-------- Dataset
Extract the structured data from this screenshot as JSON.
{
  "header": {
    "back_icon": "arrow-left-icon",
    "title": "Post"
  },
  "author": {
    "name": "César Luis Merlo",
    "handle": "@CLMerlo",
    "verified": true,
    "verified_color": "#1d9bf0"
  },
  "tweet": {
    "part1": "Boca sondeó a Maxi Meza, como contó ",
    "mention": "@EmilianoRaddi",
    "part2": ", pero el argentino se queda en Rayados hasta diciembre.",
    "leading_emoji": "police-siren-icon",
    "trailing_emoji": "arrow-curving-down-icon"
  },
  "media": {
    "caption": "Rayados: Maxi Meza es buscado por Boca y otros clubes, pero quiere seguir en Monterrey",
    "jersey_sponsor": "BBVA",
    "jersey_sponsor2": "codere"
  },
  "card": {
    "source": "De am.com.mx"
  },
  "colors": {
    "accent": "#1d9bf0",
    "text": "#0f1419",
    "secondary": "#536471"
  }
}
----------------
Task to carry out
Set every line of the listing down word for word.

Exercise output
Extract the structured data from this screenshot as JSON.
{
  "header": {
    "back_icon": "arrow-left-icon",
    "title": "Post"
  },
  "author": {
    "name": "César Luis Merlo",
    "handle": "@CLMerlo",
    "verified": true,
    "verified_color": "#1d9bf0"
  },
  "tweet": {
    "part1": "Boca sondeó a Maxi Meza, como contó ",
    "mention": "@EmilianoRaddi",
    "part2": ", pero el argentino se queda en Rayados hasta diciembre.",
    "leading_emoji": "police-siren-icon",
    "trailing_emoji": "arrow-curving-down-icon"
  },
  "media": {
    "caption": "Rayados: Maxi Meza es buscado por Boca y otros clubes, pero quiere seguir en Monterrey",
    "jersey_sponsor": "BBVA",
    "jersey_sponsor2": "codere"
  },
  "card": {
    "source": "De am.com.mx"
  },
  "colors": {
    "accent": "#1d9bf0",
    "text": "#0f1419",
    "secondary": "#536471"
  }
}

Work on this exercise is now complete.